■ Exercise directions ■
Make an exact copy of all the entries, but do not reproduce the pictures.

::: Given records

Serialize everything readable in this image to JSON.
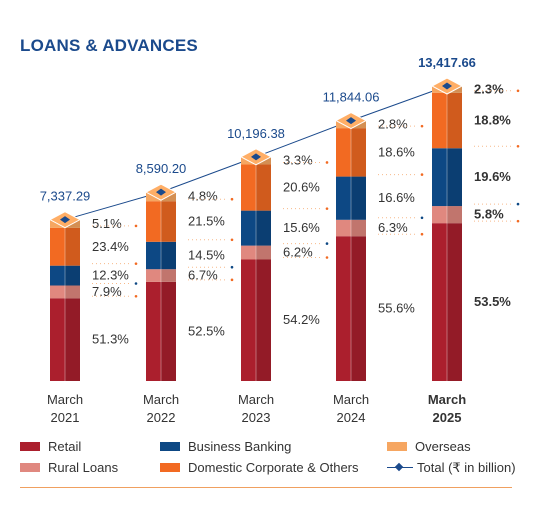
{
  "title": "LOANS & ADVANCES",
  "colors": {
    "retail": "#ab1f2d",
    "rural": "#e0887f",
    "business": "#0d4884",
    "domestic": "#f26a22",
    "overseas": "#f6a661",
    "total": "#1b4a8c"
  },
  "chart_data": {
    "type": "bar",
    "stacked": true,
    "title": "LOANS & ADVANCES",
    "categories": [
      "March 2021",
      "March 2022",
      "March 2023",
      "March 2024",
      "March 2025"
    ],
    "category_lines": [
      [
        "March",
        "2021"
      ],
      [
        "March",
        "2022"
      ],
      [
        "March",
        "2023"
      ],
      [
        "March",
        "2024"
      ],
      [
        "March",
        "2025"
      ]
    ],
    "series": [
      {
        "name": "Retail",
        "key": "retail",
        "values": [
          51.3,
          52.5,
          54.2,
          55.6,
          53.5
        ],
        "labels": [
          "51.3%",
          "52.5%",
          "54.2%",
          "55.6%",
          "53.5%"
        ]
      },
      {
        "name": "Rural Loans",
        "key": "rural",
        "values": [
          7.9,
          6.7,
          6.2,
          6.3,
          5.8
        ],
        "labels": [
          "7.9%",
          "6.7%",
          "6.2%",
          "6.3%",
          "5.8%"
        ]
      },
      {
        "name": "Business Banking",
        "key": "business",
        "values": [
          12.3,
          14.5,
          15.6,
          16.6,
          19.6
        ],
        "labels": [
          "12.3%",
          "14.5%",
          "15.6%",
          "16.6%",
          "19.6%"
        ]
      },
      {
        "name": "Domestic Corporate & Others",
        "key": "domestic",
        "values": [
          23.4,
          21.5,
          20.6,
          18.6,
          18.8
        ],
        "labels": [
          "23.4%",
          "21.5%",
          "20.6%",
          "18.6%",
          "18.8%"
        ]
      },
      {
        "name": "Overseas",
        "key": "overseas",
        "values": [
          5.1,
          4.8,
          3.3,
          2.8,
          2.3
        ],
        "labels": [
          "5.1%",
          "4.8%",
          "3.3%",
          "2.8%",
          "2.3%"
        ]
      }
    ],
    "total": {
      "name": "Total (₹ in billion)",
      "values": [
        7337.29,
        8590.2,
        10196.38,
        11844.06,
        13417.66
      ],
      "labels": [
        "7,337.29",
        "8,590.20",
        "10,196.38",
        "11,844.06",
        "13,417.66"
      ]
    },
    "highlight_category": "March 2025"
  },
  "legend": {
    "row1": [
      "Retail",
      "Business Banking",
      "Overseas"
    ],
    "row2": [
      "Rural Loans",
      "Domestic Corporate & Others",
      "Total (₹ in billion)"
    ]
  }
}
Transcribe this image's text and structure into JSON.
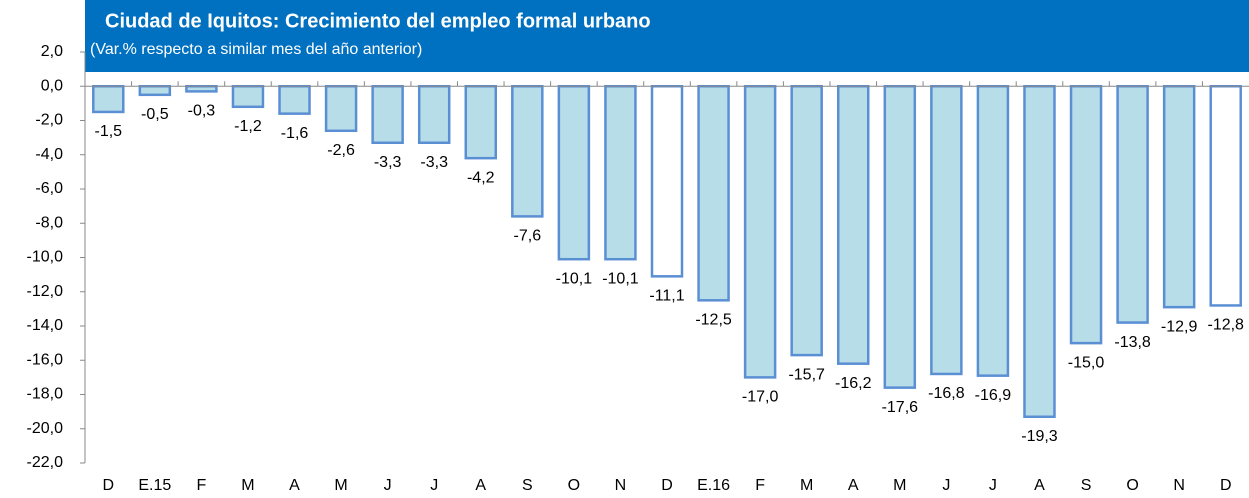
{
  "chart_data": {
    "type": "bar",
    "title": "Ciudad de Iquitos: Crecimiento del empleo formal urbano",
    "subtitle": "(Var.% respecto a similar mes del año anterior)",
    "categories": [
      "D",
      "E.15",
      "F",
      "M",
      "A",
      "M",
      "J",
      "J",
      "A",
      "S",
      "O",
      "N",
      "D",
      "E.16",
      "F",
      "M",
      "A",
      "M",
      "J",
      "J",
      "A",
      "S",
      "O",
      "N",
      "D"
    ],
    "values": [
      -1.5,
      -0.5,
      -0.3,
      -1.2,
      -1.6,
      -2.6,
      -3.3,
      -3.3,
      -4.2,
      -7.6,
      -10.1,
      -10.1,
      -11.1,
      -12.5,
      -17.0,
      -15.7,
      -16.2,
      -17.6,
      -16.8,
      -16.9,
      -19.3,
      -15.0,
      -13.8,
      -12.9,
      -12.8
    ],
    "value_labels": [
      "-1,5",
      "-0,5",
      "-0,3",
      "-1,2",
      "-1,6",
      "-2,6",
      "-3,3",
      "-3,3",
      "-4,2",
      "-7,6",
      "-10,1",
      "-10,1",
      "-11,1",
      "-12,5",
      "-17,0",
      "-15,7",
      "-16,2",
      "-17,6",
      "-16,8",
      "-16,9",
      "-19,3",
      "-15,0",
      "-13,8",
      "-12,9",
      "-12,8"
    ],
    "colors": [
      "#b7dde8",
      "#b7dde8",
      "#b7dde8",
      "#b7dde8",
      "#b7dde8",
      "#b7dde8",
      "#b7dde8",
      "#b7dde8",
      "#b7dde8",
      "#b7dde8",
      "#b7dde8",
      "#b7dde8",
      "#ffffff",
      "#b7dde8",
      "#b7dde8",
      "#b7dde8",
      "#b7dde8",
      "#b7dde8",
      "#b7dde8",
      "#b7dde8",
      "#b7dde8",
      "#b7dde8",
      "#b7dde8",
      "#b7dde8",
      "#ffffff"
    ],
    "edge_color": "#5b8fd4",
    "ylim": [
      -22,
      2
    ],
    "yticks": [
      {
        "value": 2,
        "label": "2,0"
      },
      {
        "value": 0,
        "label": "0,0"
      },
      {
        "value": -2,
        "label": "-2,0"
      },
      {
        "value": -4,
        "label": "-4,0"
      },
      {
        "value": -6,
        "label": "-6,0"
      },
      {
        "value": -8,
        "label": "-8,0"
      },
      {
        "value": -10,
        "label": "-10,0"
      },
      {
        "value": -12,
        "label": "-12,0"
      },
      {
        "value": -14,
        "label": "-14,0"
      },
      {
        "value": -16,
        "label": "-16,0"
      },
      {
        "value": -18,
        "label": "-18,0"
      },
      {
        "value": -20,
        "label": "-20,0"
      },
      {
        "value": -22,
        "label": "-22,0"
      }
    ]
  }
}
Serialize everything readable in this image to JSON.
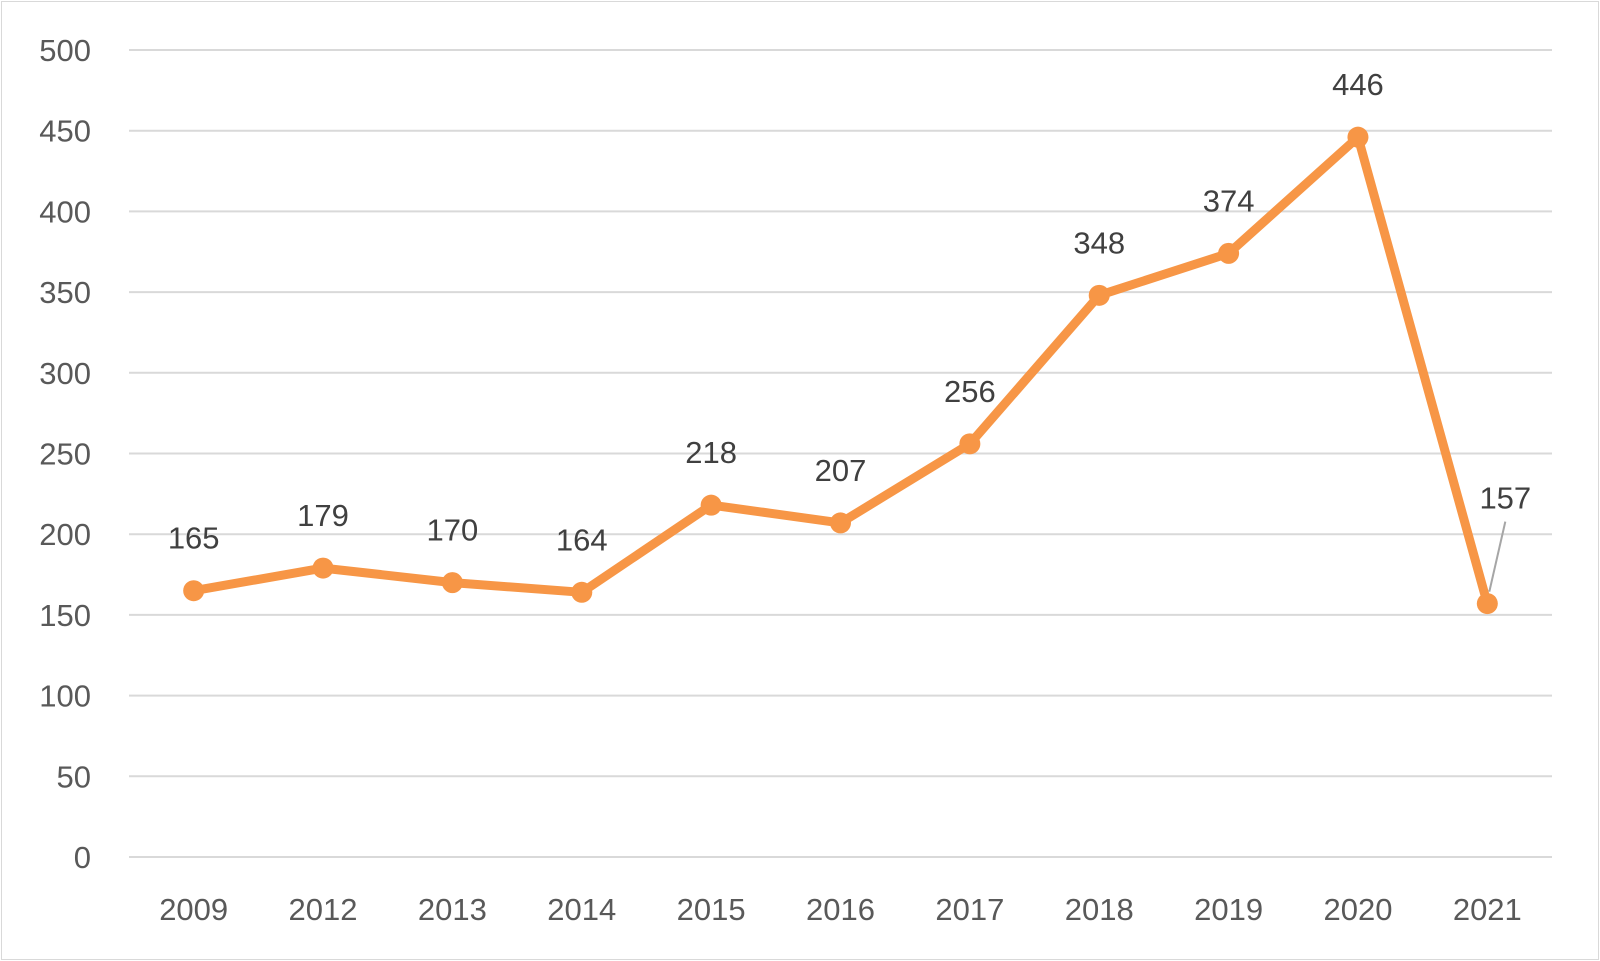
{
  "chart_data": {
    "type": "line",
    "title": "",
    "xlabel": "",
    "ylabel": "",
    "categories": [
      "2009",
      "2012",
      "2013",
      "2014",
      "2015",
      "2016",
      "2017",
      "2018",
      "2019",
      "2020",
      "2021"
    ],
    "series": [
      {
        "values": [
          165,
          179,
          170,
          164,
          218,
          207,
          256,
          348,
          374,
          446,
          157
        ],
        "color": "#f79646",
        "marker": "circle",
        "data_labels": true
      }
    ],
    "ylim": [
      0,
      500
    ],
    "yticks": [
      0,
      50,
      100,
      150,
      200,
      250,
      300,
      350,
      400,
      450,
      500
    ],
    "grid": "horizontal",
    "legend": "none"
  }
}
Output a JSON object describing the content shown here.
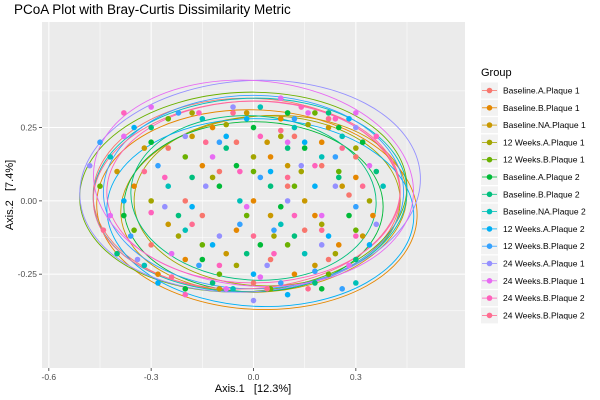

::::::

■ Full solution ■
Serialize everything readable in this image to JSON.
{
  "title": "LOANS & ADVANCES",
  "colors": {
    "retail": "#ab1f2d",
    "rural": "#e0887f",
    "business": "#0d4884",
    "domestic": "#f26a22",
    "overseas": "#f6a661",
    "total": "#1b4a8c"
  },
  "chart_data": {
    "type": "bar",
    "stacked": true,
    "title": "LOANS & ADVANCES",
    "categories": [
      "March 2021",
      "March 2022",
      "March 2023",
      "March 2024",
      "March 2025"
    ],
    "category_lines": [
      [
        "March",
        "2021"
      ],
      [
        "March",
        "2022"
      ],
      [
        "March",
        "2023"
      ],
      [
        "March",
        "2024"
      ],
      [
        "March",
        "2025"
      ]
    ],
    "series": [
      {
        "name": "Retail",
        "key": "retail",
        "values": [
          51.3,
          52.5,
          54.2,
          55.6,
          53.5
        ],
        "labels": [
          "51.3%",
          "52.5%",
          "54.2%",
          "55.6%",
          "53.5%"
        ]
      },
      {
        "name": "Rural Loans",
        "key": "rural",
        "values": [
          7.9,
          6.7,
          6.2,
          6.3,
          5.8
        ],
        "labels": [
          "7.9%",
          "6.7%",
          "6.2%",
          "6.3%",
          "5.8%"
        ]
      },
      {
        "name": "Business Banking",
        "key": "business",
        "values": [
          12.3,
          14.5,
          15.6,
          16.6,
          19.6
        ],
        "labels": [
          "12.3%",
          "14.5%",
          "15.6%",
          "16.6%",
          "19.6%"
        ]
      },
      {
        "name": "Domestic Corporate & Others",
        "key": "domestic",
        "values": [
          23.4,
          21.5,
          20.6,
          18.6,
          18.8
        ],
        "labels": [
          "23.4%",
          "21.5%",
          "20.6%",
          "18.6%",
          "18.8%"
        ]
      },
      {
        "name": "Overseas",
        "key": "overseas",
        "values": [
          5.1,
          4.8,
          3.3,
          2.8,
          2.3
        ],
        "labels": [
          "5.1%",
          "4.8%",
          "3.3%",
          "2.8%",
          "2.3%"
        ]
      }
    ],
    "total": {
      "name": "Total (₹ in billion)",
      "values": [
        7337.29,
        8590.2,
        10196.38,
        11844.06,
        13417.66
      ],
      "labels": [
        "7,337.29",
        "8,590.20",
        "10,196.38",
        "11,844.06",
        "13,417.66"
      ]
    },
    "highlight_category": "March 2025"
  },
  "legend": {
    "row1": [
      "Retail",
      "Business Banking",
      "Overseas"
    ],
    "row2": [
      "Rural Loans",
      "Domestic Corporate & Others",
      "Total (₹ in billion)"
    ]
  }
}
Transcribe this image's text and structure into JSON.
{
  "chart_data": {
    "type": "bar",
    "title": "Ciudad de Iquitos: Crecimiento del empleo formal urbano",
    "subtitle": "(Var.% respecto a similar mes del año anterior)",
    "categories": [
      "D",
      "E.15",
      "F",
      "M",
      "A",
      "M",
      "J",
      "J",
      "A",
      "S",
      "O",
      "N",
      "D",
      "E.16",
      "F",
      "M",
      "A",
      "M",
      "J",
      "J",
      "A",
      "S",
      "O",
      "N",
      "D"
    ],
    "values": [
      -1.5,
      -0.5,
      -0.3,
      -1.2,
      -1.6,
      -2.6,
      -3.3,
      -3.3,
      -4.2,
      -7.6,
      -10.1,
      -10.1,
      -11.1,
      -12.5,
      -17.0,
      -15.7,
      -16.2,
      -17.6,
      -16.8,
      -16.9,
      -19.3,
      -15.0,
      -13.8,
      -12.9,
      -12.8
    ],
    "value_labels": [
      "-1,5",
      "-0,5",
      "-0,3",
      "-1,2",
      "-1,6",
      "-2,6",
      "-3,3",
      "-3,3",
      "-4,2",
      "-7,6",
      "-10,1",
      "-10,1",
      "-11,1",
      "-12,5",
      "-17,0",
      "-15,7",
      "-16,2",
      "-17,6",
      "-16,8",
      "-16,9",
      "-19,3",
      "-15,0",
      "-13,8",
      "-12,9",
      "-12,8"
    ],
    "colors": [
      "#b7dde8",
      "#b7dde8",
      "#b7dde8",
      "#b7dde8",
      "#b7dde8",
      "#b7dde8",
      "#b7dde8",
      "#b7dde8",
      "#b7dde8",
      "#b7dde8",
      "#b7dde8",
      "#b7dde8",
      "#ffffff",
      "#b7dde8",
      "#b7dde8",
      "#b7dde8",
      "#b7dde8",
      "#b7dde8",
      "#b7dde8",
      "#b7dde8",
      "#b7dde8",
      "#b7dde8",
      "#b7dde8",
      "#b7dde8",
      "#ffffff"
    ],
    "edge_color": "#5b8fd4",
    "ylim": [
      -22,
      2
    ],
    "yticks": [
      {
        "value": 2,
        "label": "2,0"
      },
      {
        "value": 0,
        "label": "0,0"
      },
      {
        "value": -2,
        "label": "-2,0"
      },
      {
        "value": -4,
        "label": "-4,0"
      },
      {
        "value": -6,
        "label": "-6,0"
      },
      {
        "value": -8,
        "label": "-8,0"
      },
      {
        "value": -10,
        "label": "-10,0"
      },
      {
        "value": -12,
        "label": "-12,0"
      },
      {
        "value": -14,
        "label": "-14,0"
      },
      {
        "value": -16,
        "label": "-16,0"
      },
      {
        "value": -18,
        "label": "-18,0"
      },
      {
        "value": -20,
        "label": "-20,0"
      },
      {
        "value": -22,
        "label": "-22,0"
      }
    ]
  }
}
Serialize everything readable in this image to JSON.
{
  "chart_data": {
    "type": "line",
    "title": "",
    "xlabel": "",
    "ylabel": "",
    "categories": [
      "2009",
      "2012",
      "2013",
      "2014",
      "2015",
      "2016",
      "2017",
      "2018",
      "2019",
      "2020",
      "2021"
    ],
    "series": [
      {
        "values": [
          165,
          179,
          170,
          164,
          218,
          207,
          256,
          348,
          374,
          446,
          157
        ],
        "color": "#f79646",
        "marker": "circle",
        "data_labels": true
      }
    ],
    "ylim": [
      0,
      500
    ],
    "yticks": [
      0,
      50,
      100,
      150,
      200,
      250,
      300,
      350,
      400,
      450,
      500
    ],
    "grid": "horizontal",
    "legend": "none"
  }
}
Output a JSON object describing the content shown here.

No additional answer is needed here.